[INPUT FOR THIS TASK start]

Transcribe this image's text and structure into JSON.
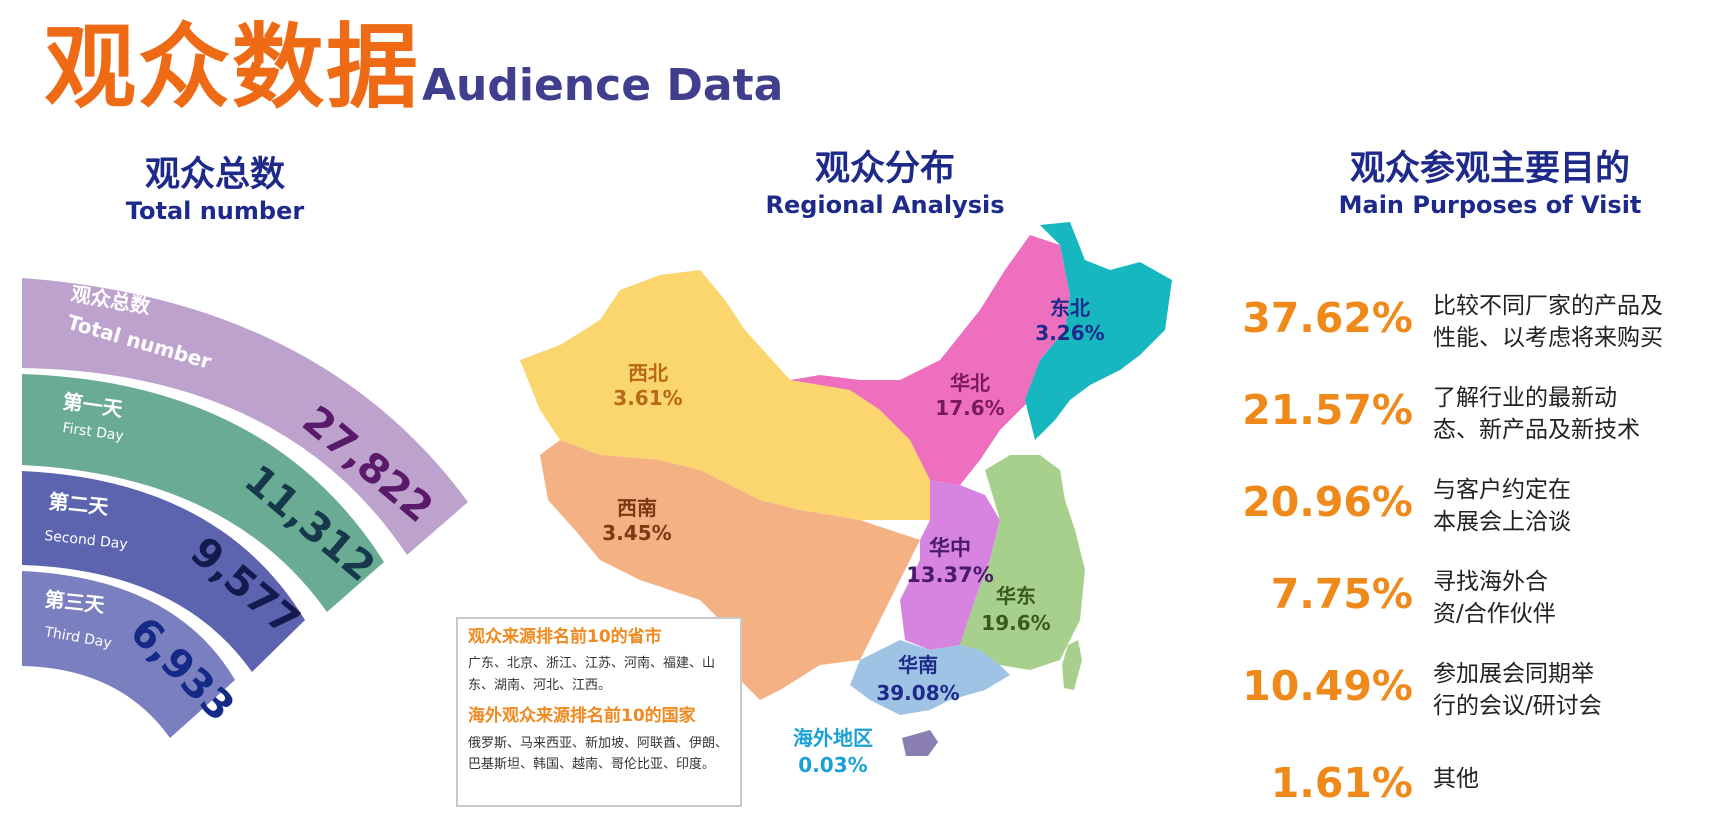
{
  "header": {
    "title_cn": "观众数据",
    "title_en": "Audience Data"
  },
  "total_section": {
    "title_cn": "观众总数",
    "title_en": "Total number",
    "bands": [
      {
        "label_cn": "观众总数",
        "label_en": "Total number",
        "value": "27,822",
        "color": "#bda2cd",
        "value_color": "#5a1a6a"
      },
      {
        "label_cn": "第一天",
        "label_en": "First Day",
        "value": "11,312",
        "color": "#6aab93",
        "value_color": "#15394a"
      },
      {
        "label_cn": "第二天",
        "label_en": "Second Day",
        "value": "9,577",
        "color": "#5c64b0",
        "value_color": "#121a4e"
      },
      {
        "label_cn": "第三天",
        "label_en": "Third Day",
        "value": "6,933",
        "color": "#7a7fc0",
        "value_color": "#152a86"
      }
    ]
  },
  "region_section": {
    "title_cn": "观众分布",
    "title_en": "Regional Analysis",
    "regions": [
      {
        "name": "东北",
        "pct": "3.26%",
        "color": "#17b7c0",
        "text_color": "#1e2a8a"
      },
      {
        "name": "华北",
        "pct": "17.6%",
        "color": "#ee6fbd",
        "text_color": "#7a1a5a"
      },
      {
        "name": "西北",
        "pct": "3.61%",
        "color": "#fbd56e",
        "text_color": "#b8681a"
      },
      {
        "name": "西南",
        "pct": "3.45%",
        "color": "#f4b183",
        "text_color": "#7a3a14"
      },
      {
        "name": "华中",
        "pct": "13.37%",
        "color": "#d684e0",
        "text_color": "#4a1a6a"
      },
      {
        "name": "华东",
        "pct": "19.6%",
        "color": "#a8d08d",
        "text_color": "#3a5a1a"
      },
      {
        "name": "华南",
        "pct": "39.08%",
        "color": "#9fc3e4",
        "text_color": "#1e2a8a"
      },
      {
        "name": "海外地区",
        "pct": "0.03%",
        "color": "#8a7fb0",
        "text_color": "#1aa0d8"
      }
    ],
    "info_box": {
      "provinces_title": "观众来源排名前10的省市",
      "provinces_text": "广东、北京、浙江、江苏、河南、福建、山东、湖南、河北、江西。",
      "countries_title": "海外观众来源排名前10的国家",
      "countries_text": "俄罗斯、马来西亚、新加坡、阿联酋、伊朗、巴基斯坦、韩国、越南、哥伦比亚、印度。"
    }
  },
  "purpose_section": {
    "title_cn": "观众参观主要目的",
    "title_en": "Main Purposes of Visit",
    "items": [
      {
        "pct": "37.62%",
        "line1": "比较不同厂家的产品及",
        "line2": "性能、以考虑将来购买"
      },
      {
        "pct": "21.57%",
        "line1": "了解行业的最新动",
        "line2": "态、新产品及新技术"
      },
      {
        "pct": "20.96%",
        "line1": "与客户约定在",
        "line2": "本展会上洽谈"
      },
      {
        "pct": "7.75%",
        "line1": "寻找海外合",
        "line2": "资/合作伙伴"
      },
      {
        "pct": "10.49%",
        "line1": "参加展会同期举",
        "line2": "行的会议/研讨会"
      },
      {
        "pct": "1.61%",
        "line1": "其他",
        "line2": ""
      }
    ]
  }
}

[INPUT FOR THIS TASK end]
[INPUT FOR THIS TASK start]

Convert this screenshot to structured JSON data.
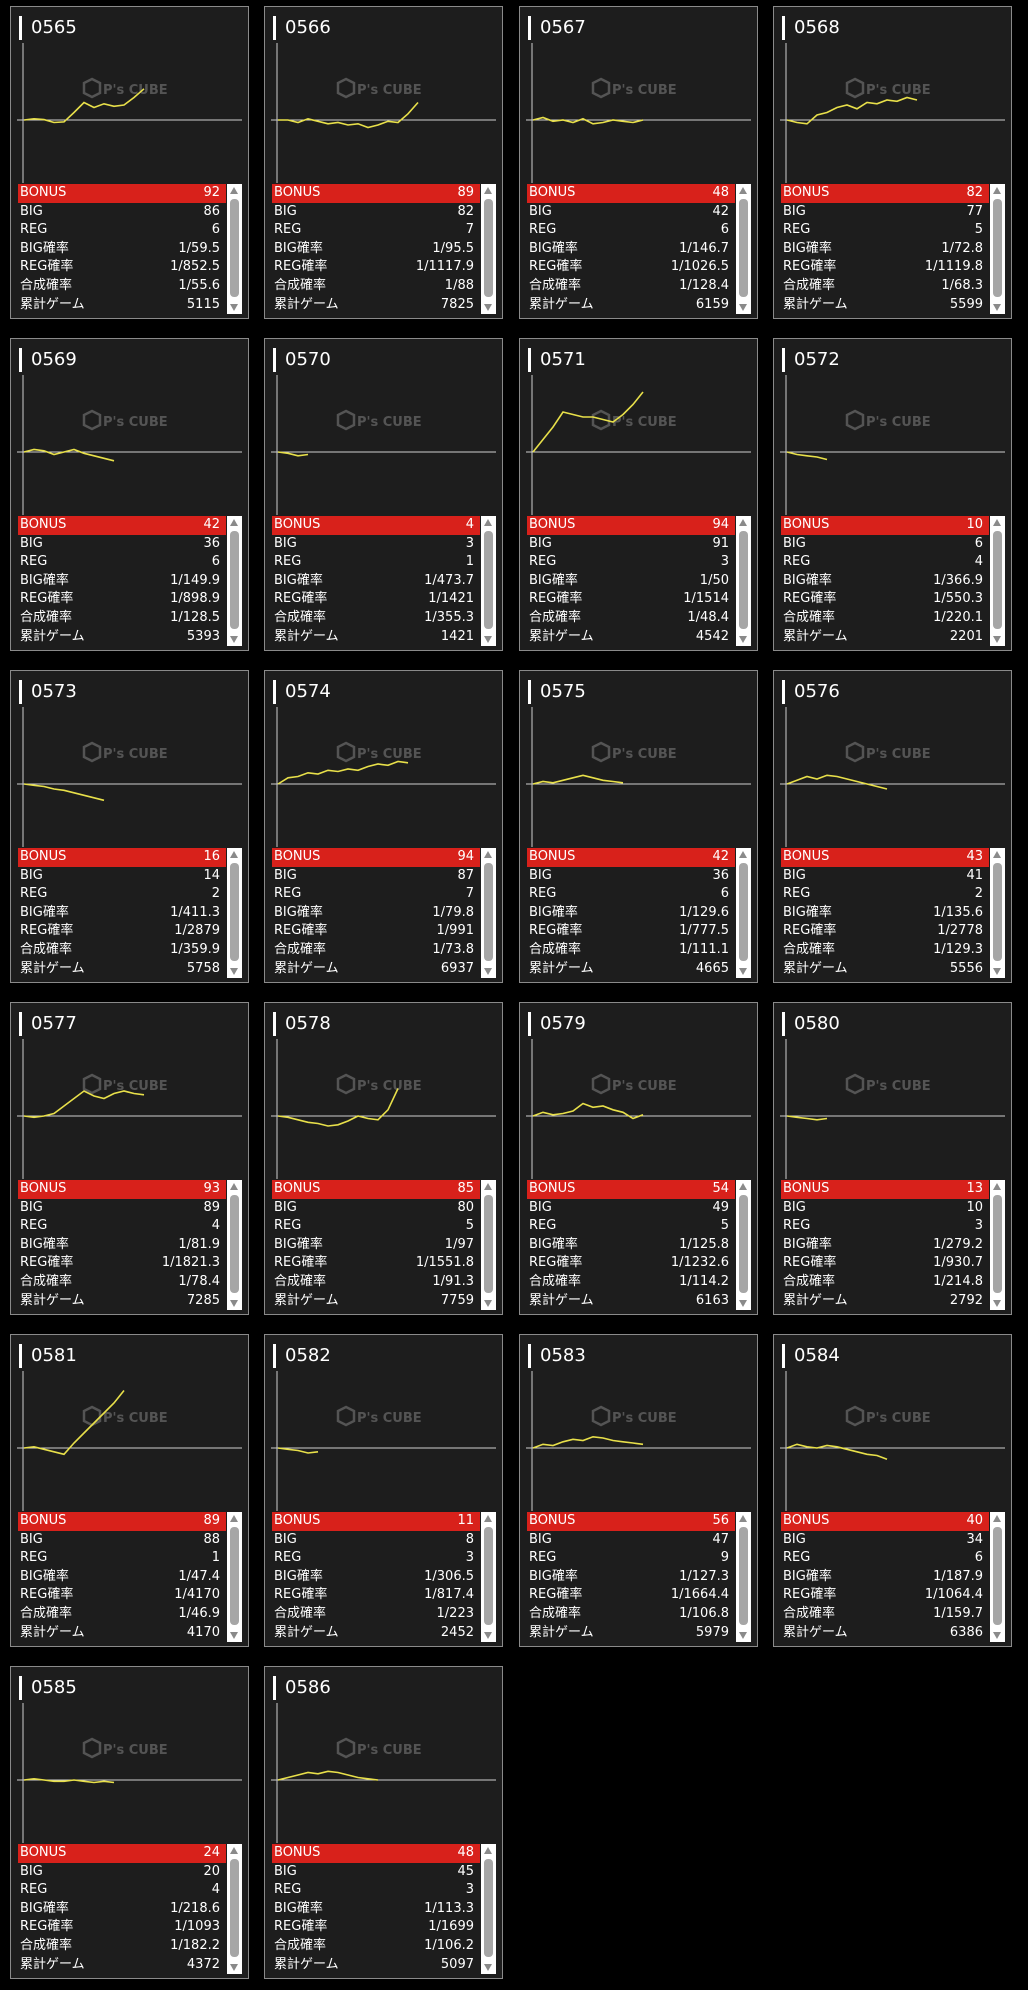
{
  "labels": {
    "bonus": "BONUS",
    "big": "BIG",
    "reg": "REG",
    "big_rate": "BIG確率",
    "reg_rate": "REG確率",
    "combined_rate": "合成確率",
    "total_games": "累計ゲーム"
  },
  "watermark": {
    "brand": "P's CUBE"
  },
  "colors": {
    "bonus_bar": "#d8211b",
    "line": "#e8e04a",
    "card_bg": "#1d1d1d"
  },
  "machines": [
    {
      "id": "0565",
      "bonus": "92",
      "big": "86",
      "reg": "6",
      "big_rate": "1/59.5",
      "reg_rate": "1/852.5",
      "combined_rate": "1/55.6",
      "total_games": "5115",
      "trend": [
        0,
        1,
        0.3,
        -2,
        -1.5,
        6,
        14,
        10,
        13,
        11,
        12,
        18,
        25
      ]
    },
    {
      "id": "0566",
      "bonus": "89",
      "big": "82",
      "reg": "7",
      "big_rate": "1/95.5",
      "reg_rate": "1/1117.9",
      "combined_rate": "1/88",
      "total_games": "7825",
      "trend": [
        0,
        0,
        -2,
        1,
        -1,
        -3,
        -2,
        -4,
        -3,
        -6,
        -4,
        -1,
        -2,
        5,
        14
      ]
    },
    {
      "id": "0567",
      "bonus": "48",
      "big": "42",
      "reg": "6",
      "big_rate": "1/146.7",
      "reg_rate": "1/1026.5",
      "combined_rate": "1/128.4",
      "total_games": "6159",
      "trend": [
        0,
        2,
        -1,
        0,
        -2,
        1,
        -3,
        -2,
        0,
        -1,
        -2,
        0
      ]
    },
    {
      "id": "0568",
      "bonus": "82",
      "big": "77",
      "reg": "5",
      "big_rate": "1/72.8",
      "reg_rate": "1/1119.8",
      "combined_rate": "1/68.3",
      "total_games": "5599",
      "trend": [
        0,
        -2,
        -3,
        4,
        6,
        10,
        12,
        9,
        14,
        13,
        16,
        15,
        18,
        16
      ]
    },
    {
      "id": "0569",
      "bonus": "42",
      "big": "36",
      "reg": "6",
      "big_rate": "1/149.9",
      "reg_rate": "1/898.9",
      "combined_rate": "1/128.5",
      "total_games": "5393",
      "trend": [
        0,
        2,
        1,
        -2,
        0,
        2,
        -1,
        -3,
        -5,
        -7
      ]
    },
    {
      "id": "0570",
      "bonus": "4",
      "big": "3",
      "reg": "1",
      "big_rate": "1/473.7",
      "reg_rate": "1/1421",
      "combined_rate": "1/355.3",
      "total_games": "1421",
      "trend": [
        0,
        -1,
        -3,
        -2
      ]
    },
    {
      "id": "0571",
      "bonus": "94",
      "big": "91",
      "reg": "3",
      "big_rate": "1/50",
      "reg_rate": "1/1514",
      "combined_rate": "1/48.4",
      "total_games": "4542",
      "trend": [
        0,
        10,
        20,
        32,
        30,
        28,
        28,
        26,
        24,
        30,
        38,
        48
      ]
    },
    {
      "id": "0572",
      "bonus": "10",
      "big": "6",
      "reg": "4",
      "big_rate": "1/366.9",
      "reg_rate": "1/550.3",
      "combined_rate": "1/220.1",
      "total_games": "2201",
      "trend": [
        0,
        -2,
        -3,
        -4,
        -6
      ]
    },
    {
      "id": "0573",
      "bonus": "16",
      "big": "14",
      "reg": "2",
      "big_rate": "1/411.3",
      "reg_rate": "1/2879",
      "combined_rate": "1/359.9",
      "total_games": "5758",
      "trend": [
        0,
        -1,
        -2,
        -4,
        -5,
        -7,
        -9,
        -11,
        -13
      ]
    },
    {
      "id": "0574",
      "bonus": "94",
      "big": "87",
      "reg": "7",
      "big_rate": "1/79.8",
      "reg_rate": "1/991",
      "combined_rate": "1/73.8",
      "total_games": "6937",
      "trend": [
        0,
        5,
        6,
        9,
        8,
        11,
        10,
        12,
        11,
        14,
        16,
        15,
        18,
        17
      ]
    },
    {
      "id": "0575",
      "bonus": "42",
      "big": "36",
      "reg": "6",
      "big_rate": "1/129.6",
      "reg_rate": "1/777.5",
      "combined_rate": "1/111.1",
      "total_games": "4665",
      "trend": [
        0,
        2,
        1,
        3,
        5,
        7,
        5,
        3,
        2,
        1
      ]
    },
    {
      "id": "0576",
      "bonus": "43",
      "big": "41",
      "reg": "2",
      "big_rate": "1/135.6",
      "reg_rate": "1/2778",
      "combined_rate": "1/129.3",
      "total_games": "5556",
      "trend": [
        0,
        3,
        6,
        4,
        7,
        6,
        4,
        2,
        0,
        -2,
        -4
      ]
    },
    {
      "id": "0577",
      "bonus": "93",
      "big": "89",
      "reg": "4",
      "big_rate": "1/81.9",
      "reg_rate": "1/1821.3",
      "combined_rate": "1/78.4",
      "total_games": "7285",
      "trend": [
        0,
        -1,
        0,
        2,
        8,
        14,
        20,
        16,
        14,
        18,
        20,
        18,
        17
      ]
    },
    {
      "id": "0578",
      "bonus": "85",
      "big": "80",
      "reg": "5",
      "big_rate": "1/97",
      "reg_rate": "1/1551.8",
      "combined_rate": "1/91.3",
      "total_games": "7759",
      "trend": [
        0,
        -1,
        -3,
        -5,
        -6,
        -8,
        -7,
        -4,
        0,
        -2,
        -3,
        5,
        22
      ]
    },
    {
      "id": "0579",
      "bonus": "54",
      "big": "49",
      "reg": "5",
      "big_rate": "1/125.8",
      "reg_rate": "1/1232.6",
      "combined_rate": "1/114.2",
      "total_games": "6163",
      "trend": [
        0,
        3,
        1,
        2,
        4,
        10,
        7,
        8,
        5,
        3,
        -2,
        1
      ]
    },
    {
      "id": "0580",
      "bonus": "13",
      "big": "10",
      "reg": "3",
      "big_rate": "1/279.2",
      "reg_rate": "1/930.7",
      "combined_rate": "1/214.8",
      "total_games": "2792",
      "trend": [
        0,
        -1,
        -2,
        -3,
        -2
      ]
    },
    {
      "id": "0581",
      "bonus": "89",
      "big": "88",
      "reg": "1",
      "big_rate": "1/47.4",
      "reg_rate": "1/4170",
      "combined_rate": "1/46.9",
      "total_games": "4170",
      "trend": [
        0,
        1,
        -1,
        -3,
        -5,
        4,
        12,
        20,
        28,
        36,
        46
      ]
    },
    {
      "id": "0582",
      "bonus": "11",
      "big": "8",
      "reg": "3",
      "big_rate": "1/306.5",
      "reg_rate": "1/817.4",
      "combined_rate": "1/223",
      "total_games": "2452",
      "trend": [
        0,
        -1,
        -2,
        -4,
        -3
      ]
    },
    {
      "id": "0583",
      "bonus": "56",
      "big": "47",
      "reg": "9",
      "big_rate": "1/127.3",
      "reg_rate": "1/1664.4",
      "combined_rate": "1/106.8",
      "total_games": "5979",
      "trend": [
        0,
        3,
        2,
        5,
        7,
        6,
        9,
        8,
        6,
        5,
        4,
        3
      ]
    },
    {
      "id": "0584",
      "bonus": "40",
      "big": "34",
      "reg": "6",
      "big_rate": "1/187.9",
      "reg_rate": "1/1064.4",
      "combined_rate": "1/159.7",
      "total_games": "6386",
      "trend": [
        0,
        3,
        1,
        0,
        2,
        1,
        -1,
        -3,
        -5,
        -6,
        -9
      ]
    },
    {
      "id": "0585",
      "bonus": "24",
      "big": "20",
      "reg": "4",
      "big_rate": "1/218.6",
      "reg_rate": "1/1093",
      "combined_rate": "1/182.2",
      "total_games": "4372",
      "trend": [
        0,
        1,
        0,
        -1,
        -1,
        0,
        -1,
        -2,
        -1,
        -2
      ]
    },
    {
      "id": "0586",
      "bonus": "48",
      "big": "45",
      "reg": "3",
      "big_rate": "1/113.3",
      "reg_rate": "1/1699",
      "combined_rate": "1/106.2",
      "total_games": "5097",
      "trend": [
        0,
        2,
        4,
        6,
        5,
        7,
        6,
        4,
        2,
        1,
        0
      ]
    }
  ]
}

[INPUT FOR THIS TASK end]

Search the lines above for the string "JSON" and copy each line that has it.

OUTPUT FOR THIS EXERCISE:
Transcribe this image's text and structure into JSON.
Convert this screenshot to structured JSON data.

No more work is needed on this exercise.